Source records -

____

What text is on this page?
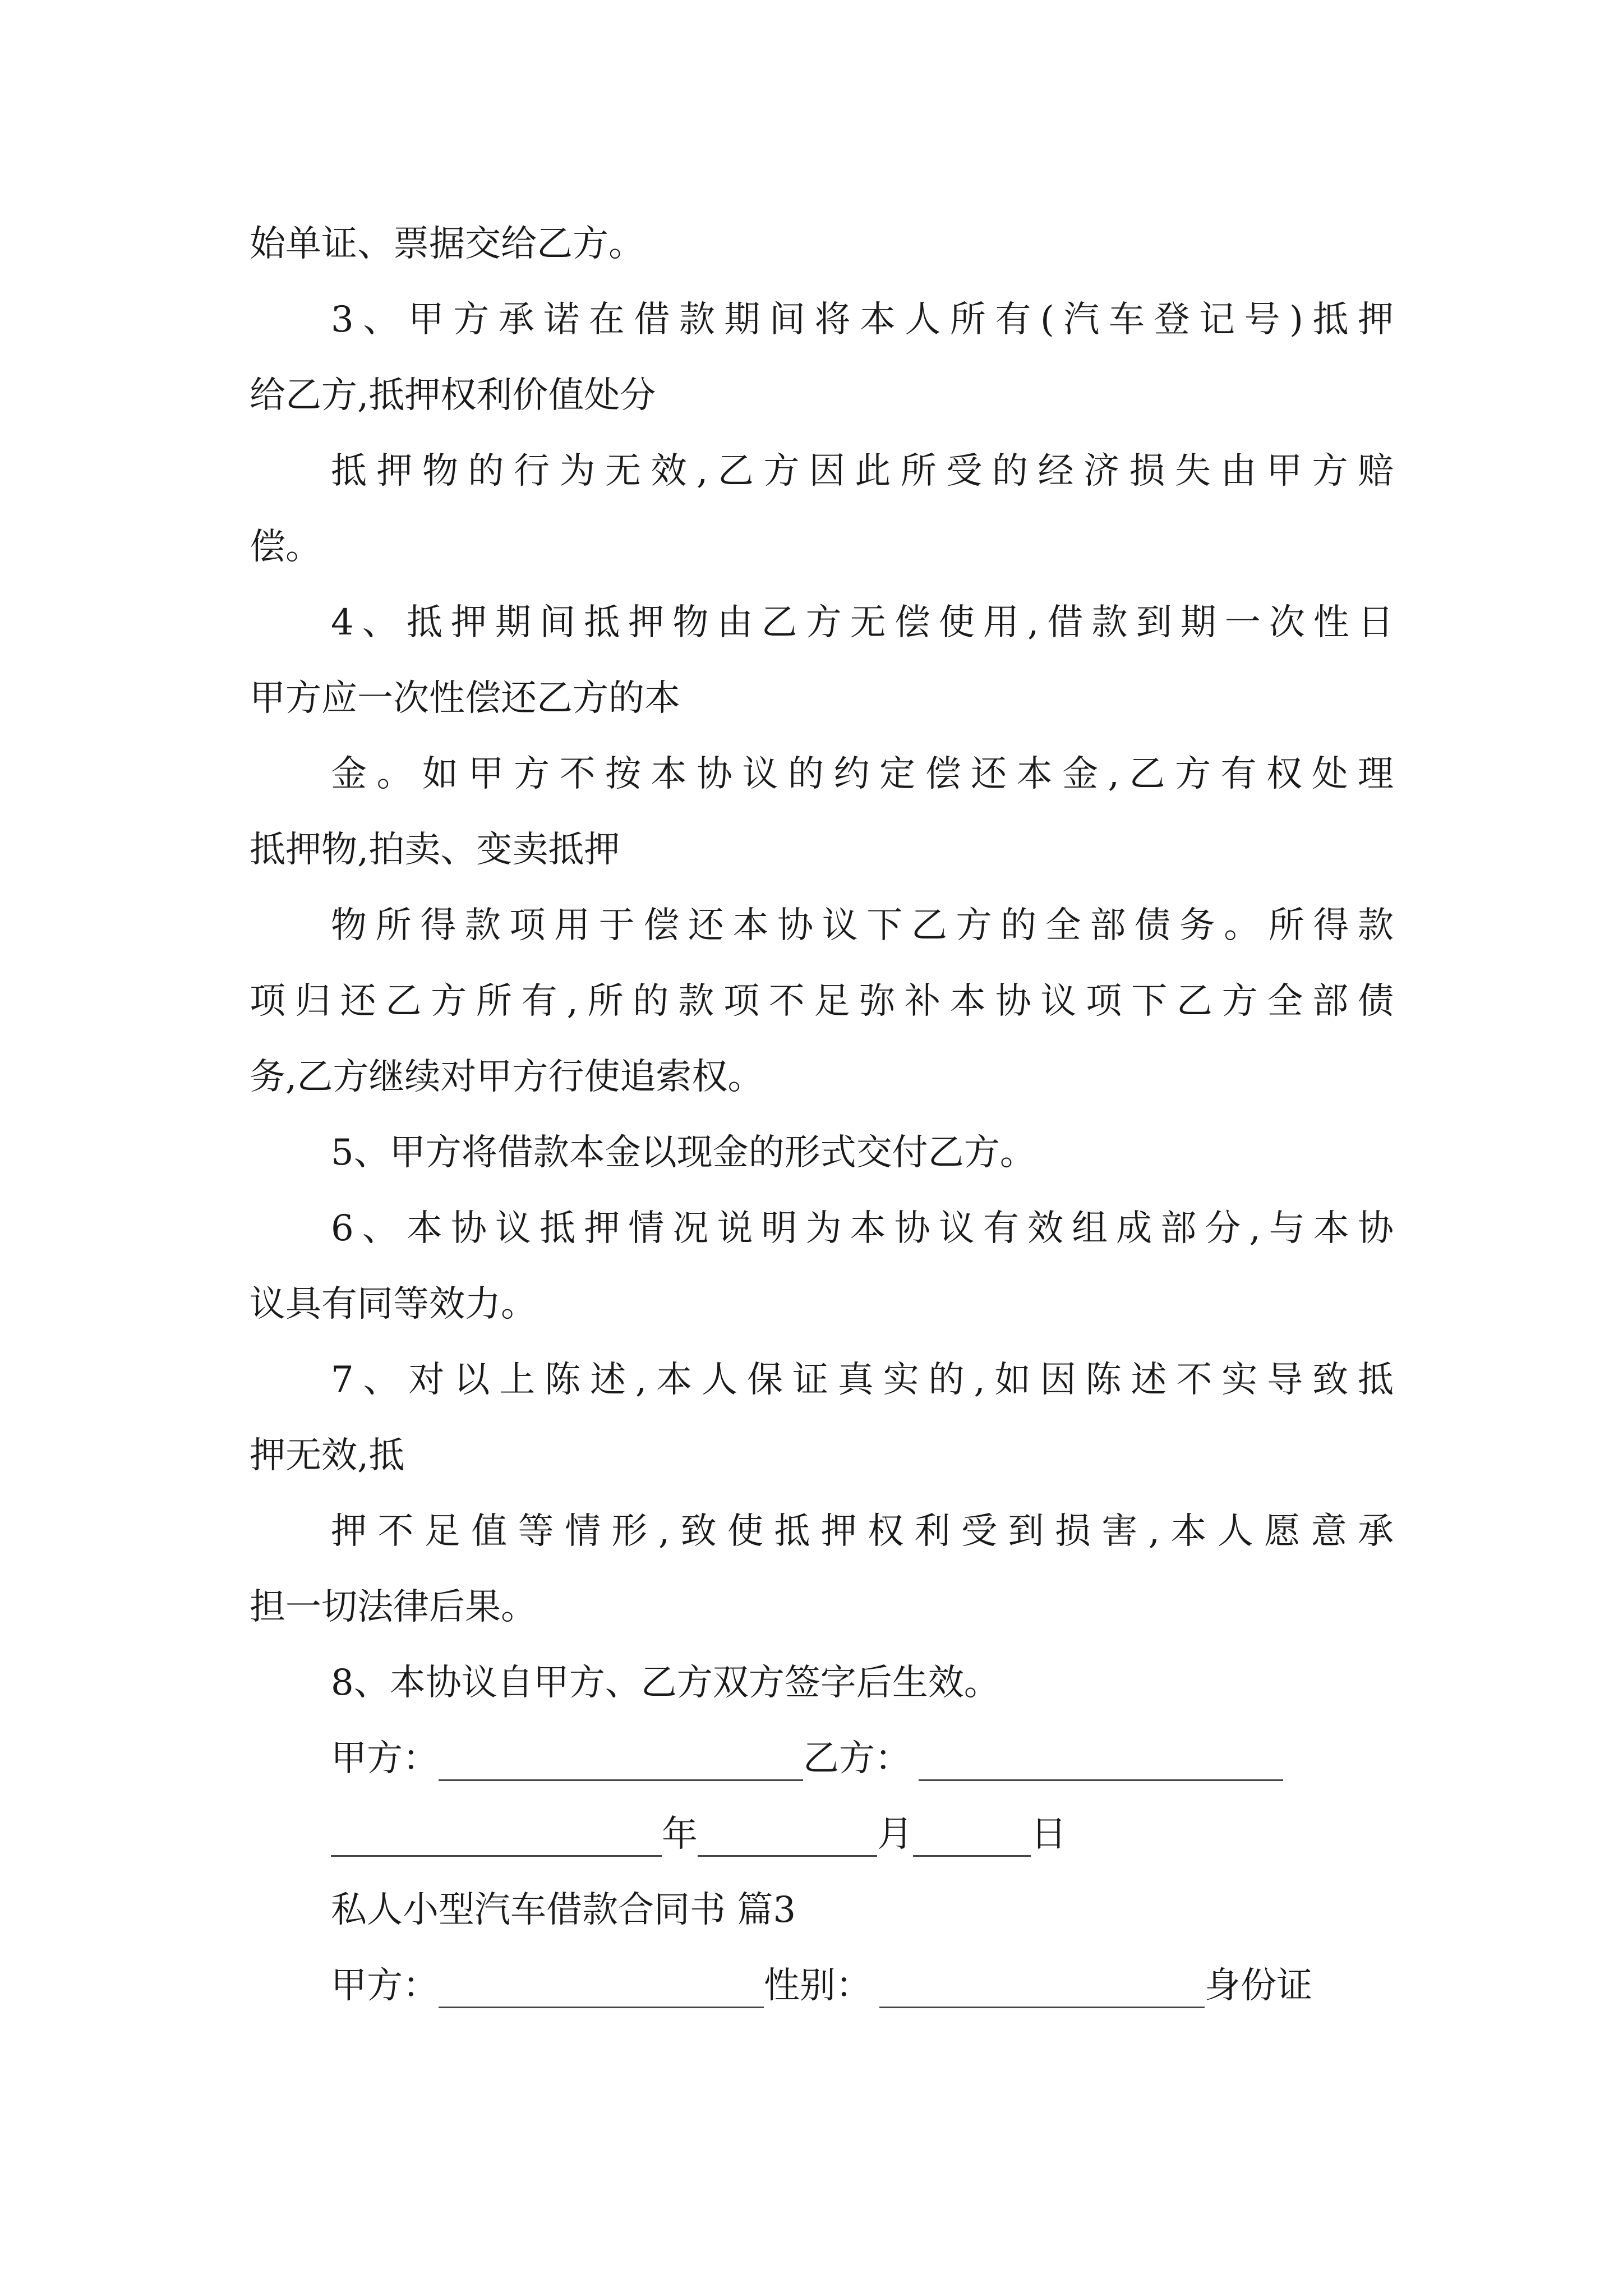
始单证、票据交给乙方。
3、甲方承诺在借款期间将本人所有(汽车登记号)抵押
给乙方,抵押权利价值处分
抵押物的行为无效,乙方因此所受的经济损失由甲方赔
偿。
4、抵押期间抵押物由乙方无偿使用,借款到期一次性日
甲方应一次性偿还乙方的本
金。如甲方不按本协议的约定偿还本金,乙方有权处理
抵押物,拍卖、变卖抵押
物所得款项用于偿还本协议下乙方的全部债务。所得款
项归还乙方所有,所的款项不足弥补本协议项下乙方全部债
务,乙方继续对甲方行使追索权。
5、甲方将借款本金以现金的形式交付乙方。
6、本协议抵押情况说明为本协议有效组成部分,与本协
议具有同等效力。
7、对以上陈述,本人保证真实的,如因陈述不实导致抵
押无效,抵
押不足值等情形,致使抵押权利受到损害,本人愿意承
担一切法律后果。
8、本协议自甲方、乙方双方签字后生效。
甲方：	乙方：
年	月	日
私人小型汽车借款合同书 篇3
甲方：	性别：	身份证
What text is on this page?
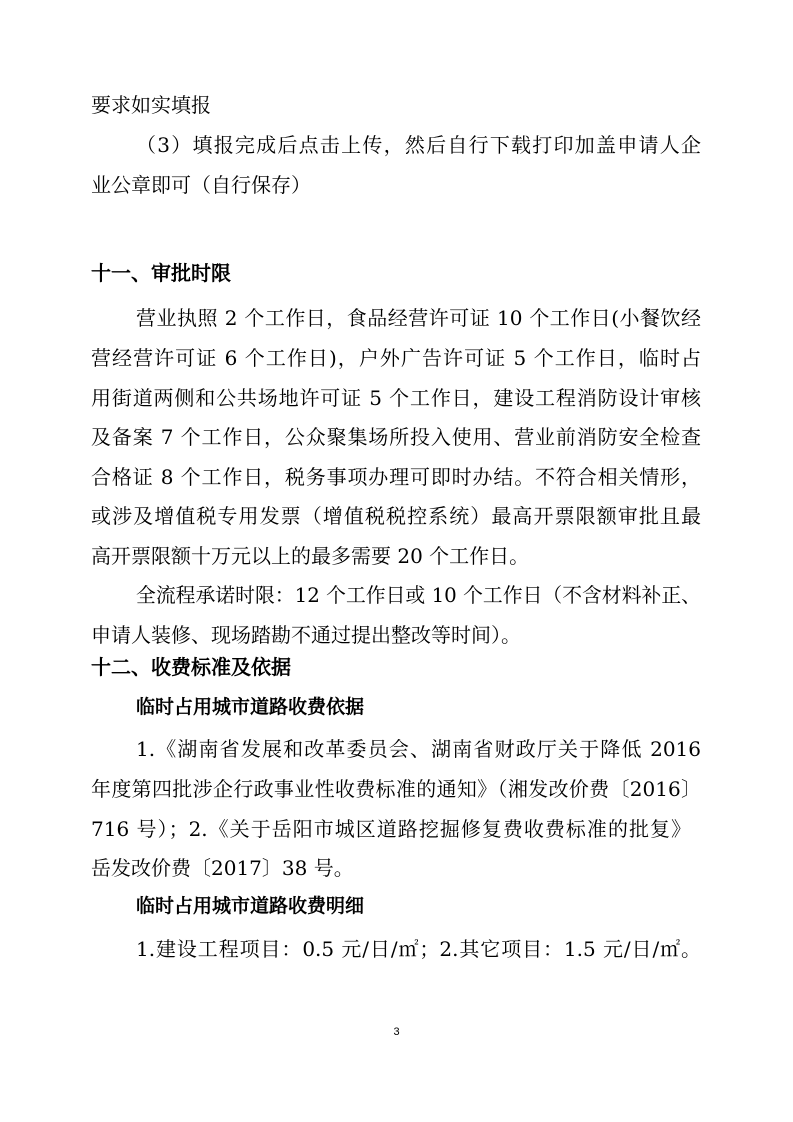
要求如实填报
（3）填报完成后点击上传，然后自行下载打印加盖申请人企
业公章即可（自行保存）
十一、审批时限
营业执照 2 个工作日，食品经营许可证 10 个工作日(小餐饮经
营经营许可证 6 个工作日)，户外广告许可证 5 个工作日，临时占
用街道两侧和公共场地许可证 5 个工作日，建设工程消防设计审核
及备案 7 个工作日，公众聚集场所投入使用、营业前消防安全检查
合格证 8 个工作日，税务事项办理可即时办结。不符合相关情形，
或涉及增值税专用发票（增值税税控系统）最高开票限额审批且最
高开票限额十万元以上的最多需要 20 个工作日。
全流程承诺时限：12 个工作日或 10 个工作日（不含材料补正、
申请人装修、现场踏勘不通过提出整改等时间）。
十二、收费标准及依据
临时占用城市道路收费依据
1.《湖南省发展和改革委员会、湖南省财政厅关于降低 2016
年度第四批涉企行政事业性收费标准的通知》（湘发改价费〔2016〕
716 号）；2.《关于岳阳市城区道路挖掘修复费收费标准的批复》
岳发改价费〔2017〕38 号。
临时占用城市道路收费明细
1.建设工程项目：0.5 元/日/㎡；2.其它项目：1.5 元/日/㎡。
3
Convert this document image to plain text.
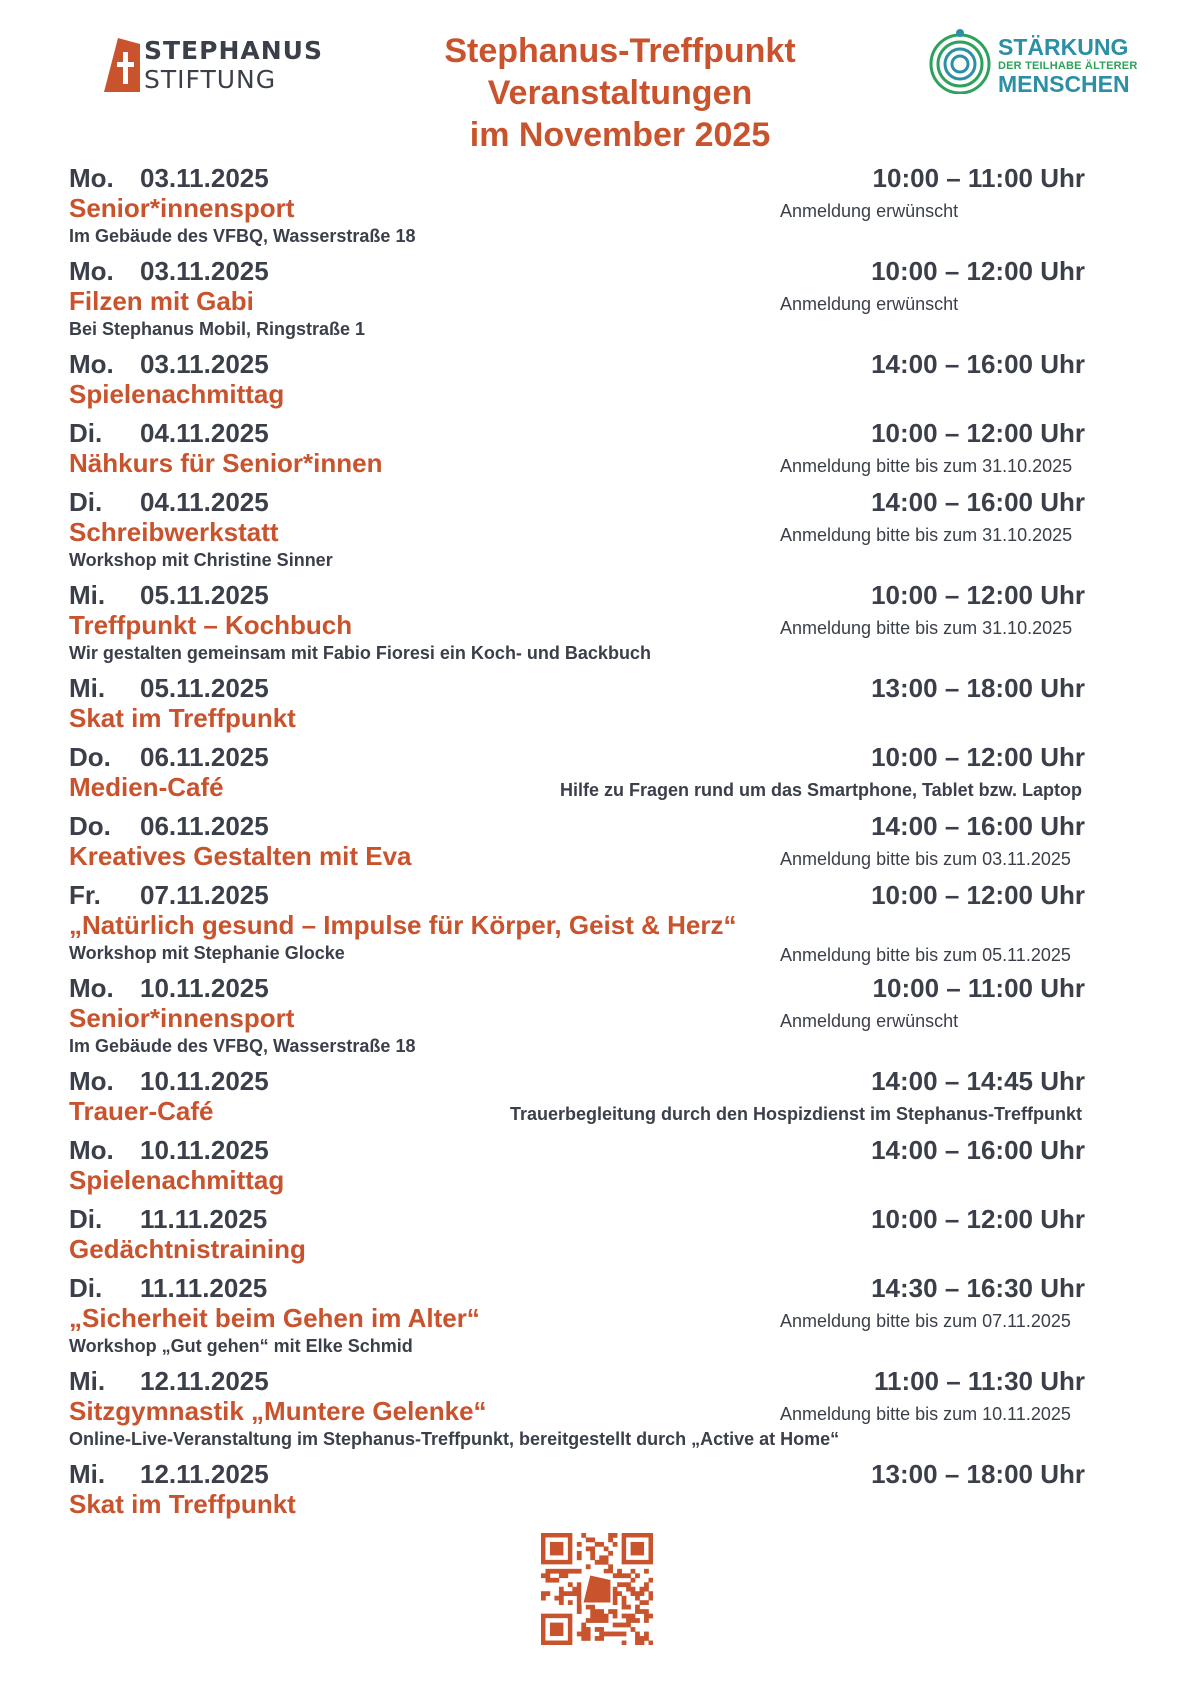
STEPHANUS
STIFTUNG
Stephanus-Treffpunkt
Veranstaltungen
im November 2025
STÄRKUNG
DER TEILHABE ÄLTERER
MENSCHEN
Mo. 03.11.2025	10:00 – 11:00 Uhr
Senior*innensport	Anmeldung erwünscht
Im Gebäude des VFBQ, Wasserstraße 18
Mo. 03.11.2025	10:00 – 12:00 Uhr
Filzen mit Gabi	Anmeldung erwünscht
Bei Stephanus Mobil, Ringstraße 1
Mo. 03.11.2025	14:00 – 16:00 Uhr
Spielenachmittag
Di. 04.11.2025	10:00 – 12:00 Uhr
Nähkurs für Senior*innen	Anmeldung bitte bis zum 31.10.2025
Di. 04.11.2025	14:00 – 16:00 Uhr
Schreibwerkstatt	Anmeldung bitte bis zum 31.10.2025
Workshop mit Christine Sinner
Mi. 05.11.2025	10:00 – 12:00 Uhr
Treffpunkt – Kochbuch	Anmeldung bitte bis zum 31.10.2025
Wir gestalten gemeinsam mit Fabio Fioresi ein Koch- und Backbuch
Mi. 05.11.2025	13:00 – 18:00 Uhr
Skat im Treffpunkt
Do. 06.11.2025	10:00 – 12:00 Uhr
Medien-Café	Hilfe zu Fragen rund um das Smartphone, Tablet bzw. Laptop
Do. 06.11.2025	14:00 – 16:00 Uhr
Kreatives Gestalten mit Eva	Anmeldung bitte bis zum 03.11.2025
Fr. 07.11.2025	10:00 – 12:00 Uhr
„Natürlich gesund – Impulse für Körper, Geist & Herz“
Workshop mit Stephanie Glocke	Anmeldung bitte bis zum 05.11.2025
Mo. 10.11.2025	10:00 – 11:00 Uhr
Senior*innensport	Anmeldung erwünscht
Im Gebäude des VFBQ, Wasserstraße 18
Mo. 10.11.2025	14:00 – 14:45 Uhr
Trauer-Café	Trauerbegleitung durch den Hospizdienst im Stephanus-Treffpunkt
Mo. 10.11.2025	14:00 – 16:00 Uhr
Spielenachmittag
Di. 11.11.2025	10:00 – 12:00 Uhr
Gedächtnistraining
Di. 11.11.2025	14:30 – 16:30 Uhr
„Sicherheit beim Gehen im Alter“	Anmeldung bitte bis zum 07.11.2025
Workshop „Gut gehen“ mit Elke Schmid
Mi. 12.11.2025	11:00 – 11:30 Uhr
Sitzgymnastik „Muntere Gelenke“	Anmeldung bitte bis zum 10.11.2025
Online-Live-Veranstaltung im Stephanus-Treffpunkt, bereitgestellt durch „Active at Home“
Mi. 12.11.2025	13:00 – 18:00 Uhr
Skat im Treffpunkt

____

Written task -
Transcribe the records above exactly, omitting every picture they contain.

Task solution -
What text is on this page?
始单证、票据交给乙方。
3、甲方承诺在借款期间将本人所有(汽车登记号)抵押
给乙方,抵押权利价值处分
抵押物的行为无效,乙方因此所受的经济损失由甲方赔
偿。
4、抵押期间抵押物由乙方无偿使用,借款到期一次性日
甲方应一次性偿还乙方的本
金。如甲方不按本协议的约定偿还本金,乙方有权处理
抵押物,拍卖、变卖抵押
物所得款项用于偿还本协议下乙方的全部债务。所得款
项归还乙方所有,所的款项不足弥补本协议项下乙方全部债
务,乙方继续对甲方行使追索权。
5、甲方将借款本金以现金的形式交付乙方。
6、本协议抵押情况说明为本协议有效组成部分,与本协
议具有同等效力。
7、对以上陈述,本人保证真实的,如因陈述不实导致抵
押无效,抵
押不足值等情形,致使抵押权利受到损害,本人愿意承
担一切法律后果。
8、本协议自甲方、乙方双方签字后生效。
甲方：	乙方：
年	月	日
私人小型汽车借款合同书 篇3
甲方：	性别：	身份证
What text is on this page?
要求如实填报
（3）填报完成后点击上传，然后自行下载打印加盖申请人企
业公章即可（自行保存）
十一、审批时限
营业执照 2 个工作日，食品经营许可证 10 个工作日(小餐饮经
营经营许可证 6 个工作日)，户外广告许可证 5 个工作日，临时占
用街道两侧和公共场地许可证 5 个工作日，建设工程消防设计审核
及备案 7 个工作日，公众聚集场所投入使用、营业前消防安全检查
合格证 8 个工作日，税务事项办理可即时办结。不符合相关情形，
或涉及增值税专用发票（增值税税控系统）最高开票限额审批且最
高开票限额十万元以上的最多需要 20 个工作日。
全流程承诺时限：12 个工作日或 10 个工作日（不含材料补正、
申请人装修、现场踏勘不通过提出整改等时间）。
十二、收费标准及依据
临时占用城市道路收费依据
1.《湖南省发展和改革委员会、湖南省财政厅关于降低 2016
年度第四批涉企行政事业性收费标准的通知》（湘发改价费〔2016〕
716 号）；2.《关于岳阳市城区道路挖掘修复费收费标准的批复》
岳发改价费〔2017〕38 号。
临时占用城市道路收费明细
1.建设工程项目：0.5 元/日/㎡；2.其它项目：1.5 元/日/㎡。
3
Convert this document image to plain text.
STEPHANUS
STIFTUNG
Stephanus-Treffpunkt
Veranstaltungen
im November 2025
STÄRKUNG
DER TEILHABE ÄLTERER
MENSCHEN
Mo. 03.11.2025	10:00 – 11:00 Uhr
Senior*innensport	Anmeldung erwünscht
Im Gebäude des VFBQ, Wasserstraße 18
Mo. 03.11.2025	10:00 – 12:00 Uhr
Filzen mit Gabi	Anmeldung erwünscht
Bei Stephanus Mobil, Ringstraße 1
Mo. 03.11.2025	14:00 – 16:00 Uhr
Spielenachmittag
Di. 04.11.2025	10:00 – 12:00 Uhr
Nähkurs für Senior*innen	Anmeldung bitte bis zum 31.10.2025
Di. 04.11.2025	14:00 – 16:00 Uhr
Schreibwerkstatt	Anmeldung bitte bis zum 31.10.2025
Workshop mit Christine Sinner
Mi. 05.11.2025	10:00 – 12:00 Uhr
Treffpunkt – Kochbuch	Anmeldung bitte bis zum 31.10.2025
Wir gestalten gemeinsam mit Fabio Fioresi ein Koch- und Backbuch
Mi. 05.11.2025	13:00 – 18:00 Uhr
Skat im Treffpunkt
Do. 06.11.2025	10:00 – 12:00 Uhr
Medien-Café	Hilfe zu Fragen rund um das Smartphone, Tablet bzw. Laptop
Do. 06.11.2025	14:00 – 16:00 Uhr
Kreatives Gestalten mit Eva	Anmeldung bitte bis zum 03.11.2025
Fr. 07.11.2025	10:00 – 12:00 Uhr
„Natürlich gesund – Impulse für Körper, Geist & Herz“
Workshop mit Stephanie Glocke	Anmeldung bitte bis zum 05.11.2025
Mo. 10.11.2025	10:00 – 11:00 Uhr
Senior*innensport	Anmeldung erwünscht
Im Gebäude des VFBQ, Wasserstraße 18
Mo. 10.11.2025	14:00 – 14:45 Uhr
Trauer-Café	Trauerbegleitung durch den Hospizdienst im Stephanus-Treffpunkt
Mo. 10.11.2025	14:00 – 16:00 Uhr
Spielenachmittag
Di. 11.11.2025	10:00 – 12:00 Uhr
Gedächtnistraining
Di. 11.11.2025	14:30 – 16:30 Uhr
„Sicherheit beim Gehen im Alter“	Anmeldung bitte bis zum 07.11.2025
Workshop „Gut gehen“ mit Elke Schmid
Mi. 12.11.2025	11:00 – 11:30 Uhr
Sitzgymnastik „Muntere Gelenke“	Anmeldung bitte bis zum 10.11.2025
Online-Live-Veranstaltung im Stephanus-Treffpunkt, bereitgestellt durch „Active at Home“
Mi. 12.11.2025	13:00 – 18:00 Uhr
Skat im Treffpunkt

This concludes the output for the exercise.